* _DIRECTIONS_
In the listing below, find every line with the string "changes" and pull it out.

[BEGIN]

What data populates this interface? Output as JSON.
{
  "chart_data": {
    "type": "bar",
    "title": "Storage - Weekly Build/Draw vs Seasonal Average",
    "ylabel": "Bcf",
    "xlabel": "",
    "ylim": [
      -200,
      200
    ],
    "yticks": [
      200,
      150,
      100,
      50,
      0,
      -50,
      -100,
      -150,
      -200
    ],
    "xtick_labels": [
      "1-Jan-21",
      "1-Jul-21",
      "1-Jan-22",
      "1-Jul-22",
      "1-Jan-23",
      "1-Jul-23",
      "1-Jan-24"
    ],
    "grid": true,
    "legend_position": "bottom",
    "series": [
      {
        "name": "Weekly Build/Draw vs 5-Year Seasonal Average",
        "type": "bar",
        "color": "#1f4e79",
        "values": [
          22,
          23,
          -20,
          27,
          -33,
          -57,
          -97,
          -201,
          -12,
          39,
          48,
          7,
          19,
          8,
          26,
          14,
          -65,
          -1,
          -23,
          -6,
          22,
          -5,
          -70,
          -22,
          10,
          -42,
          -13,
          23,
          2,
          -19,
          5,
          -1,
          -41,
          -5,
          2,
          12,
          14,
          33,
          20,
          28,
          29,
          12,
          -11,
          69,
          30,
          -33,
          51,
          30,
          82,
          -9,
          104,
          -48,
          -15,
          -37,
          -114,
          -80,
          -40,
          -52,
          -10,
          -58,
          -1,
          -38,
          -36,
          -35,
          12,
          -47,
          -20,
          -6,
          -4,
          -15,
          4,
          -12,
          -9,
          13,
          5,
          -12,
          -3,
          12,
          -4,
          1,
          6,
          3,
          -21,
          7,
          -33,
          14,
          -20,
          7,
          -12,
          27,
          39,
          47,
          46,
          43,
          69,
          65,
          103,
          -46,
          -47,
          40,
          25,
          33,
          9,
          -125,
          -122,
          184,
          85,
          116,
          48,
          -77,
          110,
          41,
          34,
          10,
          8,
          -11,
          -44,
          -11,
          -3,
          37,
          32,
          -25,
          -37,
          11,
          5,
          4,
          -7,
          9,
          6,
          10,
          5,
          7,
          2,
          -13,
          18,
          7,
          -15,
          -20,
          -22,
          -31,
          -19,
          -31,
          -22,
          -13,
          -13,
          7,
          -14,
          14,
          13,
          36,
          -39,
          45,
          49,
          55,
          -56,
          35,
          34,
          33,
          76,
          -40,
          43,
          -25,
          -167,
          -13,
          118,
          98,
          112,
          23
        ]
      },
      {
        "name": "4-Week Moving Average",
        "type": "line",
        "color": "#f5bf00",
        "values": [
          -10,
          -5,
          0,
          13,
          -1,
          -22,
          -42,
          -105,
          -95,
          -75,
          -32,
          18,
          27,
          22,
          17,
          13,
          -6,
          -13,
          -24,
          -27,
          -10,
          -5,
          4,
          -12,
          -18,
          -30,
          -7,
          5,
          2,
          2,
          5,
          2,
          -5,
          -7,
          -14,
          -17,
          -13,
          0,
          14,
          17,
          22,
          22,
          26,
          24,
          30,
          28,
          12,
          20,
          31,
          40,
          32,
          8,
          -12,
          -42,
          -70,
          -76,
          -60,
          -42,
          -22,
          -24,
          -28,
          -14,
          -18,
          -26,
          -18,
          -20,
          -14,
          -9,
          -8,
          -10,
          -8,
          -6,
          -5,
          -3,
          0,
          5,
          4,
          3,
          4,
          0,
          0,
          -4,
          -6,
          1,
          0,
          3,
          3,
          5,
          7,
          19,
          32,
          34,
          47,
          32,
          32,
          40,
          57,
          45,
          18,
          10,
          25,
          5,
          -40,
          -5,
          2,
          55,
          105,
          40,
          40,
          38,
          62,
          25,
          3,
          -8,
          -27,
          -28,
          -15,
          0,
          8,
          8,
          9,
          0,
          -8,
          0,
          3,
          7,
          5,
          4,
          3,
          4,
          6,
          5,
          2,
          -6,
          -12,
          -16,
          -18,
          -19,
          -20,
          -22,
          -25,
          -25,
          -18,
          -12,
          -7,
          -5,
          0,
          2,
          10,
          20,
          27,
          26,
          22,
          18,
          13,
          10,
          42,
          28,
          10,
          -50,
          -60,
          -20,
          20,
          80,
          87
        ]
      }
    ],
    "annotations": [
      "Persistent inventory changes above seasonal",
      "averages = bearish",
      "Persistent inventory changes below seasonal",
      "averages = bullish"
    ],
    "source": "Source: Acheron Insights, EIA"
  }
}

[END]
[BEGIN]

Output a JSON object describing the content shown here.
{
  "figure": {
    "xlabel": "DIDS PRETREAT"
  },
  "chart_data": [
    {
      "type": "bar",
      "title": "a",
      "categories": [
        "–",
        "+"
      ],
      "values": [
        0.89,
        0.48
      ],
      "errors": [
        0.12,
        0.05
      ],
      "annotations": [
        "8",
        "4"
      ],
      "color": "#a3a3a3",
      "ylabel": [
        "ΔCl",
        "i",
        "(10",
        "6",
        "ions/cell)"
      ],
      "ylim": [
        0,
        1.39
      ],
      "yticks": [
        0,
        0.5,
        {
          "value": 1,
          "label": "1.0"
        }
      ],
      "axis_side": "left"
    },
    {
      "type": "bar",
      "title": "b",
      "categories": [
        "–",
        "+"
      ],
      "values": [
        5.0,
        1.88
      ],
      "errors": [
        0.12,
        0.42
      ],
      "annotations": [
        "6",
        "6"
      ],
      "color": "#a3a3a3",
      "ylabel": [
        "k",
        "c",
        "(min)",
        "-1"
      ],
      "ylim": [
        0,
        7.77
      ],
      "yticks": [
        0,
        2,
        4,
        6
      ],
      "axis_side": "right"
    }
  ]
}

[END]
[BEGIN]

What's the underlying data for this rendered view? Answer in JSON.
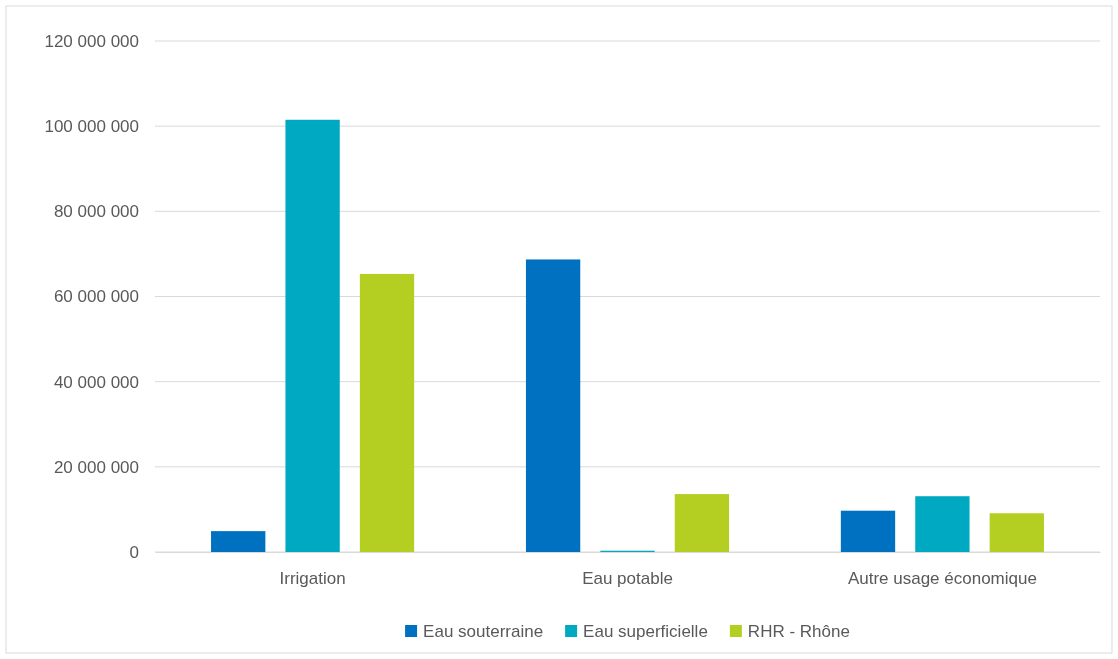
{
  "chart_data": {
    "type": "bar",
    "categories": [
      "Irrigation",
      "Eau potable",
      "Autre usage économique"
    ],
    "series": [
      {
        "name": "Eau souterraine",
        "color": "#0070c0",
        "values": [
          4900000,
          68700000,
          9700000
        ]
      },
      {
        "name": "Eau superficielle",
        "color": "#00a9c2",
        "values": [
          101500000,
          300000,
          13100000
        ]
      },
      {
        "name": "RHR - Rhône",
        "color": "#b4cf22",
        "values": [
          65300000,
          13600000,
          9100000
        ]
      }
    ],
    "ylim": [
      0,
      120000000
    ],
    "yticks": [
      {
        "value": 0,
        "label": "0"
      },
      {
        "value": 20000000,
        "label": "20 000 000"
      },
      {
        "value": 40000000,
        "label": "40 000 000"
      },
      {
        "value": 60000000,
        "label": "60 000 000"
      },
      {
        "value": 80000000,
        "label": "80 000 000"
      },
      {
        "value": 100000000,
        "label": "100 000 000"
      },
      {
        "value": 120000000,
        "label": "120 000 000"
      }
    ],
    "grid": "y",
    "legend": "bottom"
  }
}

[END]

* _FULL ANSWER_
      "Persistent inventory changes above seasonal",
      "Persistent inventory changes below seasonal",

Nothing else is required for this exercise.